Start of EXERCISE MATERIALS
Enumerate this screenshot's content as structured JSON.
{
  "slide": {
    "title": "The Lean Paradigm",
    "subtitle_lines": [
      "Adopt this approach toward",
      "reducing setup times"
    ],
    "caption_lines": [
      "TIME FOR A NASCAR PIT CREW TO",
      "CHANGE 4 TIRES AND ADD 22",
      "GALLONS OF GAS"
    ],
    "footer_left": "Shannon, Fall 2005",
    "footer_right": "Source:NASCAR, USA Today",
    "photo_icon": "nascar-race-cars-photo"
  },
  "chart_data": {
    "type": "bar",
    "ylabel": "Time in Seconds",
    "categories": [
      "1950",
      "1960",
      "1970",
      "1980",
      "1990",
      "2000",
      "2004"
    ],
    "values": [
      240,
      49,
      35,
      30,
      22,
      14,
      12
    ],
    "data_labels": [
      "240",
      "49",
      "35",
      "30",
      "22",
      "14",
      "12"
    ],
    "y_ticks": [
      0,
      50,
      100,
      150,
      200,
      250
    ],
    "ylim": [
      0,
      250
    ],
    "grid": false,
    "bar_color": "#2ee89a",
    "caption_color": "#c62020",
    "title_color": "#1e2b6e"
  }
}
End of EXERCISE MATERIALS
EXERCISE DETAILS
State the number of lines in the preceding entries that include the word "this". Provide nothing else.

ANSWER TO THE EXERCISE
2